[What you are asked to do]: Leave out the pictures and repeat every record exactly.

* START Provided material *

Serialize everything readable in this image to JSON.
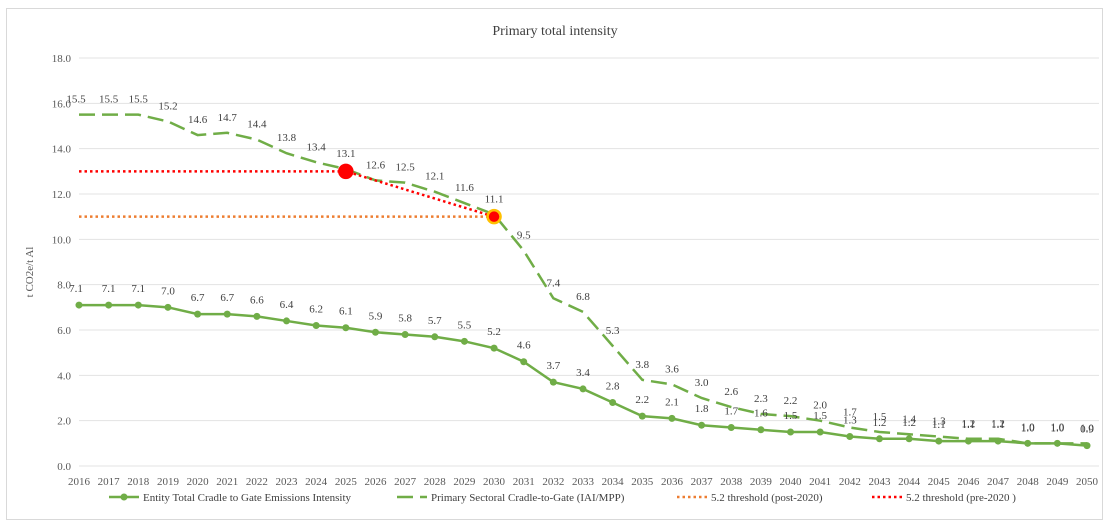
{
  "chart_data": {
    "type": "line",
    "title": "Primary total intensity",
    "xlabel": "",
    "ylabel": "t CO2e/t Al",
    "ylim": [
      0,
      18
    ],
    "yticks": [
      "0.0",
      "2.0",
      "4.0",
      "6.0",
      "8.0",
      "10.0",
      "12.0",
      "14.0",
      "16.0",
      "18.0"
    ],
    "grid": true,
    "legend_position": "bottom",
    "categories": [
      "2016",
      "2017",
      "2018",
      "2019",
      "2020",
      "2021",
      "2022",
      "2023",
      "2024",
      "2025",
      "2026",
      "2027",
      "2028",
      "2029",
      "2030",
      "2031",
      "2032",
      "2033",
      "2034",
      "2035",
      "2036",
      "2037",
      "2038",
      "2039",
      "2040",
      "2041",
      "2042",
      "2043",
      "2044",
      "2045",
      "2046",
      "2047",
      "2048",
      "2049",
      "2050"
    ],
    "series": [
      {
        "name": "Entity Total Cradle to Gate Emissions Intensity",
        "style": "solid-markers",
        "color": "#70ad47",
        "values": [
          7.1,
          7.1,
          7.1,
          7.0,
          6.7,
          6.7,
          6.6,
          6.4,
          6.2,
          6.1,
          5.9,
          5.8,
          5.7,
          5.5,
          5.2,
          4.6,
          3.7,
          3.4,
          2.8,
          2.2,
          2.1,
          1.8,
          1.7,
          1.6,
          1.5,
          1.5,
          1.3,
          1.2,
          1.2,
          1.1,
          1.1,
          1.1,
          1.0,
          1.0,
          0.9
        ],
        "labels": [
          "7.1",
          "7.1",
          "7.1",
          "7.0",
          "6.7",
          "6.7",
          "6.6",
          "6.4",
          "6.2",
          "6.1",
          "5.9",
          "5.8",
          "5.7",
          "5.5",
          "5.2",
          "4.6",
          "3.7",
          "3.4",
          "2.8",
          "2.2",
          "2.1",
          "1.8",
          "1.7",
          "1.6",
          "1.5",
          "1.5",
          "1.3",
          "1.2",
          "1.2",
          "1.1",
          "1.1",
          "1.1",
          "1.0",
          "1.0",
          "0.9"
        ]
      },
      {
        "name": "Primary Sectoral Cradle-to-Gate (IAI/MPP)",
        "style": "dashed",
        "color": "#70ad47",
        "values": [
          15.5,
          15.5,
          15.5,
          15.2,
          14.6,
          14.7,
          14.4,
          13.8,
          13.4,
          13.1,
          12.6,
          12.5,
          12.1,
          11.6,
          11.1,
          9.5,
          7.4,
          6.8,
          5.3,
          3.8,
          3.6,
          3.0,
          2.6,
          2.3,
          2.2,
          2.0,
          1.7,
          1.5,
          1.4,
          1.3,
          1.2,
          1.2,
          1.0,
          1.0,
          1.0
        ],
        "labels": [
          "15.5",
          "15.5",
          "15.5",
          "15.2",
          "14.6",
          "14.7",
          "14.4",
          "13.8",
          "13.4",
          "13.1",
          "12.6",
          "12.5",
          "12.1",
          "11.6",
          "11.1",
          "9.5",
          "7.4",
          "6.8",
          "5.3",
          "3.8",
          "3.6",
          "3.0",
          "2.6",
          "2.3",
          "2.2",
          "2.0",
          "1.7",
          "1.5",
          "1.4",
          "1.3",
          "1.2",
          "1.2",
          "1.0",
          "1.0",
          "1.0"
        ]
      },
      {
        "name": "5.2 threshold (post-2020)",
        "style": "dotted",
        "color": "#ed7d31",
        "x": [
          "2016",
          "2030"
        ],
        "values": [
          11.0,
          11.0
        ],
        "end_marker": {
          "x": "2030",
          "y": 11.0,
          "fill": "#ff0000",
          "stroke": "#ffc000"
        }
      },
      {
        "name": "5.2 threshold (pre-2020 )",
        "style": "dotted",
        "color": "#ff0000",
        "x": [
          "2016",
          "2025",
          "2030"
        ],
        "values": [
          13.0,
          13.0,
          11.0
        ],
        "end_marker": {
          "x": "2025",
          "y": 13.0,
          "fill": "#ff0000",
          "stroke": "#ff0000"
        }
      }
    ]
  }
}
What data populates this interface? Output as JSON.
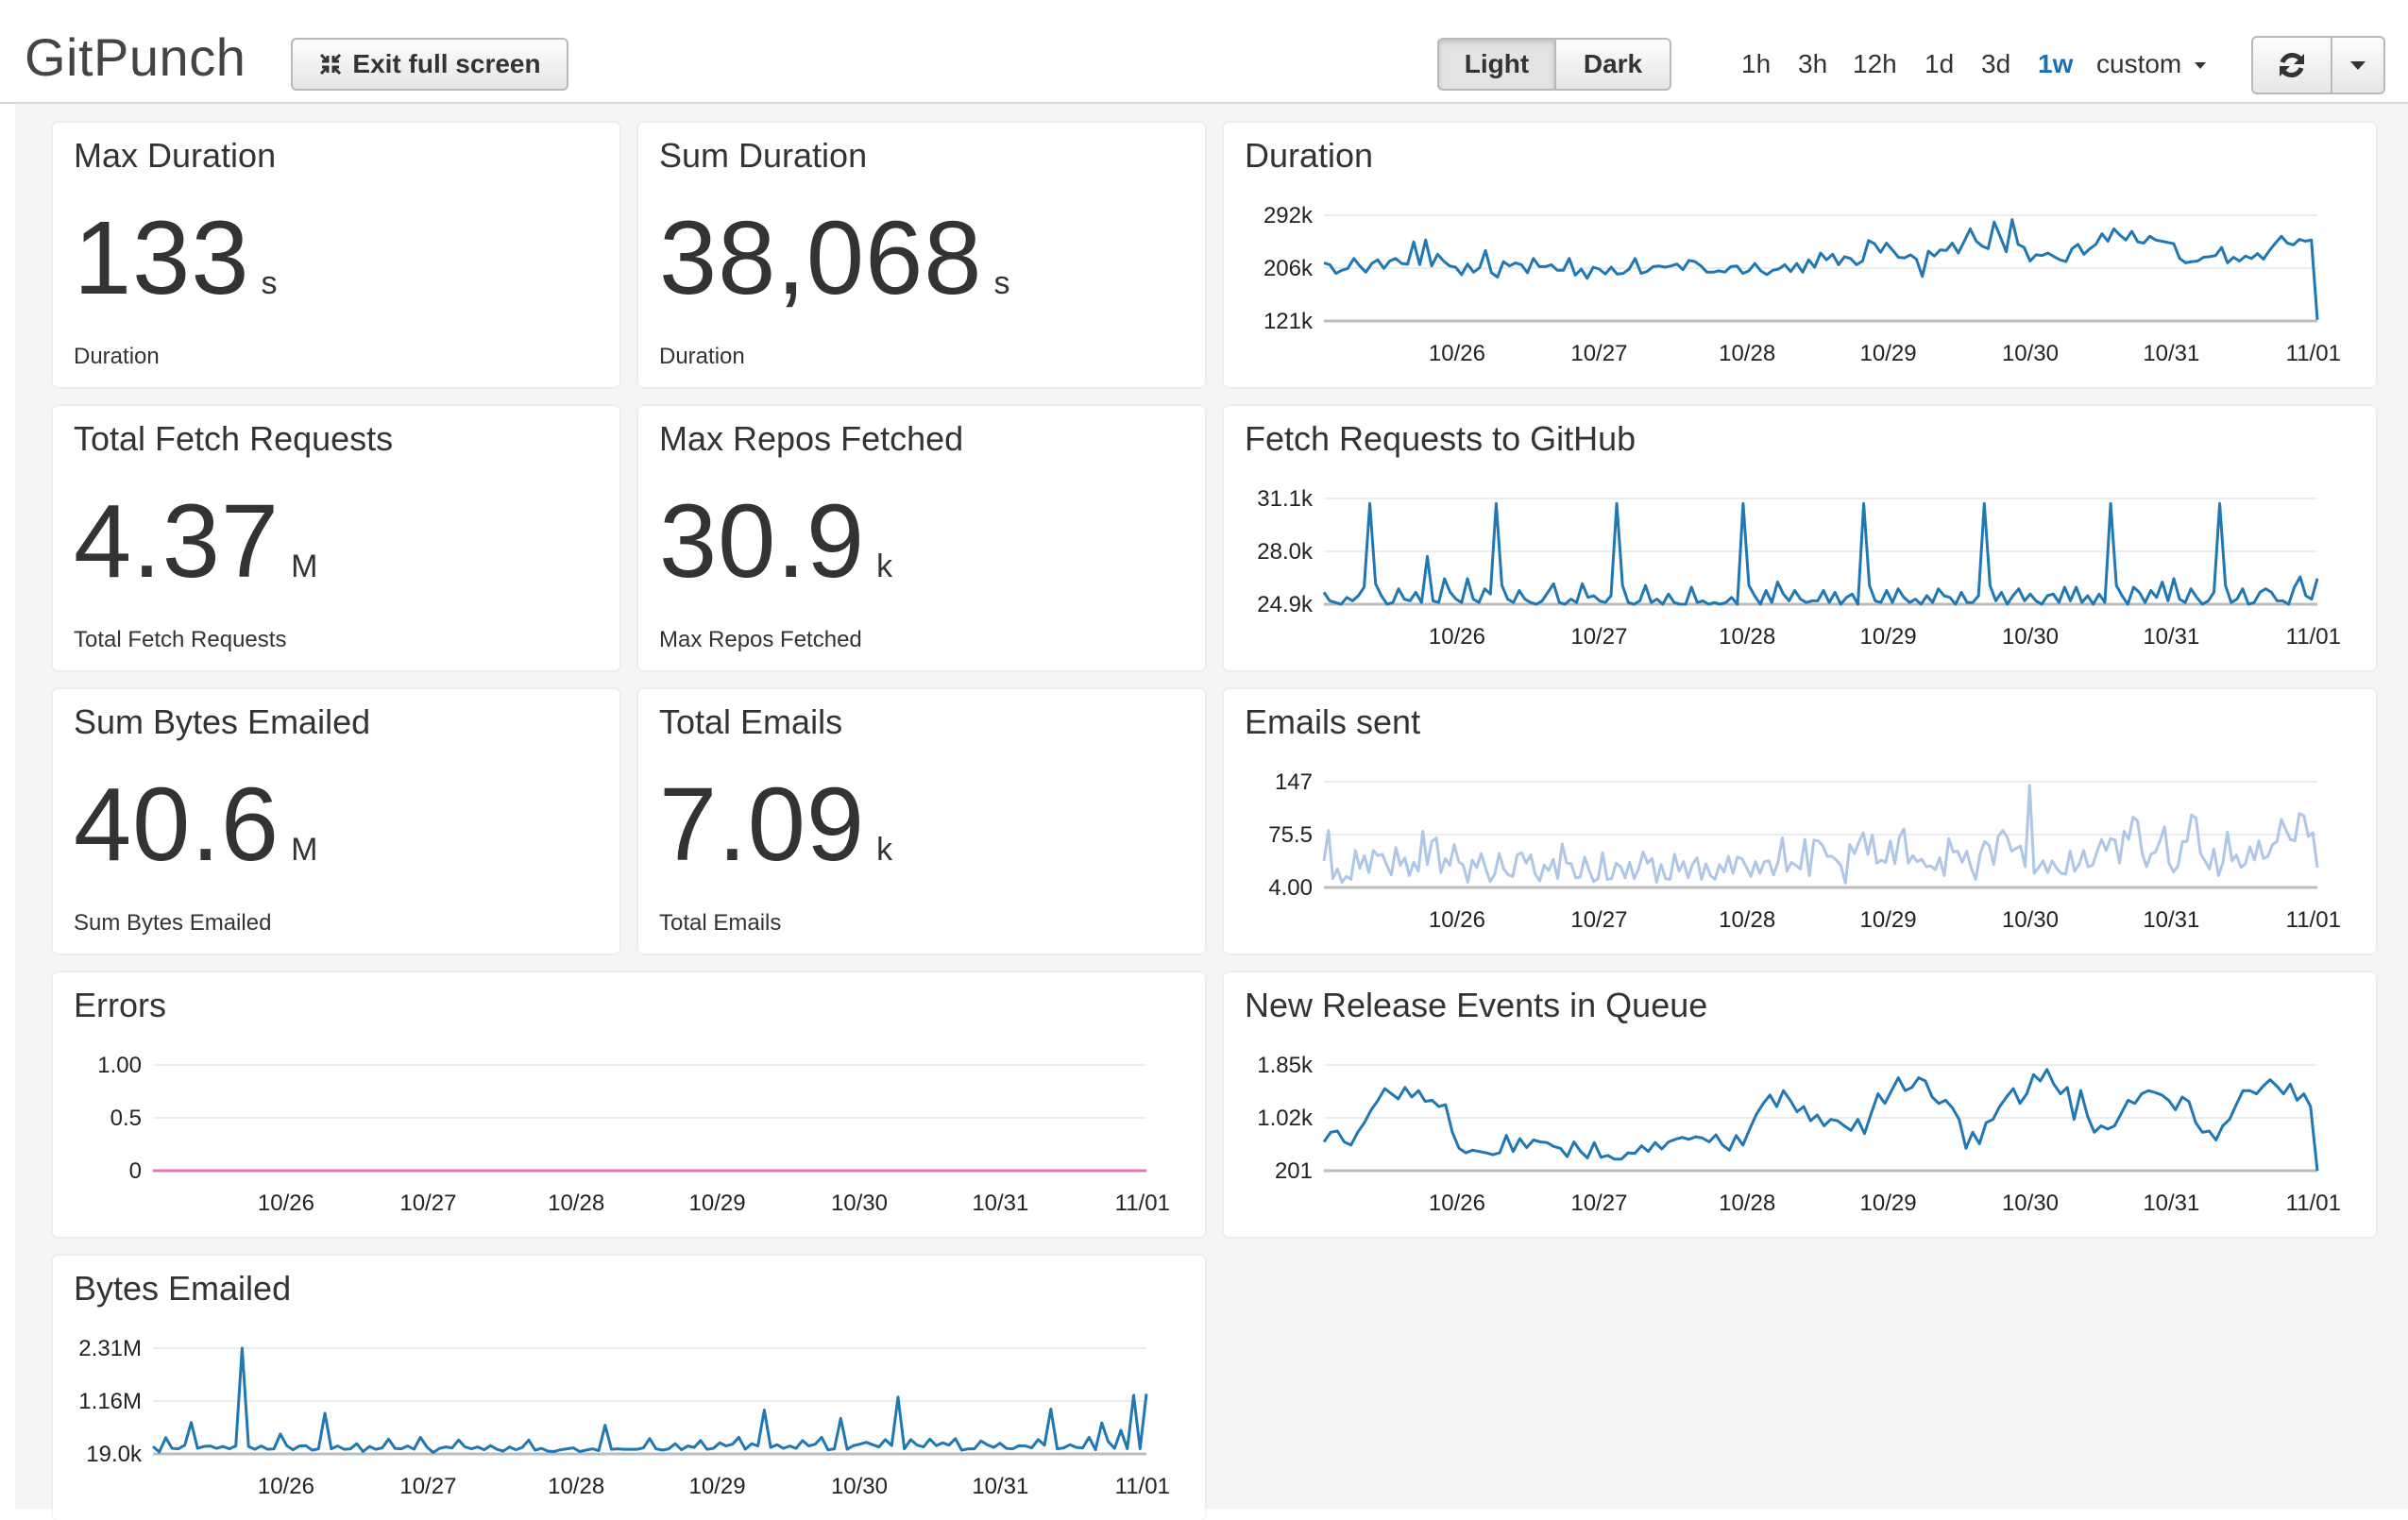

* END Provided material *

[The output]:
Serialize everything readable in this image to JSON.
{
  "chart_data": {
    "type": "line",
    "title": "Primary total intensity",
    "xlabel": "",
    "ylabel": "t CO2e/t Al",
    "ylim": [
      0,
      18
    ],
    "yticks": [
      "0.0",
      "2.0",
      "4.0",
      "6.0",
      "8.0",
      "10.0",
      "12.0",
      "14.0",
      "16.0",
      "18.0"
    ],
    "grid": true,
    "legend_position": "bottom",
    "categories": [
      "2016",
      "2017",
      "2018",
      "2019",
      "2020",
      "2021",
      "2022",
      "2023",
      "2024",
      "2025",
      "2026",
      "2027",
      "2028",
      "2029",
      "2030",
      "2031",
      "2032",
      "2033",
      "2034",
      "2035",
      "2036",
      "2037",
      "2038",
      "2039",
      "2040",
      "2041",
      "2042",
      "2043",
      "2044",
      "2045",
      "2046",
      "2047",
      "2048",
      "2049",
      "2050"
    ],
    "series": [
      {
        "name": "Entity Total Cradle to Gate Emissions Intensity",
        "style": "solid-markers",
        "color": "#70ad47",
        "values": [
          7.1,
          7.1,
          7.1,
          7.0,
          6.7,
          6.7,
          6.6,
          6.4,
          6.2,
          6.1,
          5.9,
          5.8,
          5.7,
          5.5,
          5.2,
          4.6,
          3.7,
          3.4,
          2.8,
          2.2,
          2.1,
          1.8,
          1.7,
          1.6,
          1.5,
          1.5,
          1.3,
          1.2,
          1.2,
          1.1,
          1.1,
          1.1,
          1.0,
          1.0,
          0.9
        ],
        "labels": [
          "7.1",
          "7.1",
          "7.1",
          "7.0",
          "6.7",
          "6.7",
          "6.6",
          "6.4",
          "6.2",
          "6.1",
          "5.9",
          "5.8",
          "5.7",
          "5.5",
          "5.2",
          "4.6",
          "3.7",
          "3.4",
          "2.8",
          "2.2",
          "2.1",
          "1.8",
          "1.7",
          "1.6",
          "1.5",
          "1.5",
          "1.3",
          "1.2",
          "1.2",
          "1.1",
          "1.1",
          "1.1",
          "1.0",
          "1.0",
          "0.9"
        ]
      },
      {
        "name": "Primary Sectoral Cradle-to-Gate (IAI/MPP)",
        "style": "dashed",
        "color": "#70ad47",
        "values": [
          15.5,
          15.5,
          15.5,
          15.2,
          14.6,
          14.7,
          14.4,
          13.8,
          13.4,
          13.1,
          12.6,
          12.5,
          12.1,
          11.6,
          11.1,
          9.5,
          7.4,
          6.8,
          5.3,
          3.8,
          3.6,
          3.0,
          2.6,
          2.3,
          2.2,
          2.0,
          1.7,
          1.5,
          1.4,
          1.3,
          1.2,
          1.2,
          1.0,
          1.0,
          1.0
        ],
        "labels": [
          "15.5",
          "15.5",
          "15.5",
          "15.2",
          "14.6",
          "14.7",
          "14.4",
          "13.8",
          "13.4",
          "13.1",
          "12.6",
          "12.5",
          "12.1",
          "11.6",
          "11.1",
          "9.5",
          "7.4",
          "6.8",
          "5.3",
          "3.8",
          "3.6",
          "3.0",
          "2.6",
          "2.3",
          "2.2",
          "2.0",
          "1.7",
          "1.5",
          "1.4",
          "1.3",
          "1.2",
          "1.2",
          "1.0",
          "1.0",
          "1.0"
        ]
      },
      {
        "name": "5.2 threshold (post-2020)",
        "style": "dotted",
        "color": "#ed7d31",
        "x": [
          "2016",
          "2030"
        ],
        "values": [
          11.0,
          11.0
        ],
        "end_marker": {
          "x": "2030",
          "y": 11.0,
          "fill": "#ff0000",
          "stroke": "#ffc000"
        }
      },
      {
        "name": "5.2 threshold (pre-2020 )",
        "style": "dotted",
        "color": "#ff0000",
        "x": [
          "2016",
          "2025",
          "2030"
        ],
        "values": [
          13.0,
          13.0,
          11.0
        ],
        "end_marker": {
          "x": "2025",
          "y": 13.0,
          "fill": "#ff0000",
          "stroke": "#ff0000"
        }
      }
    ]
  }
}
What data populates this interface? Output as JSON.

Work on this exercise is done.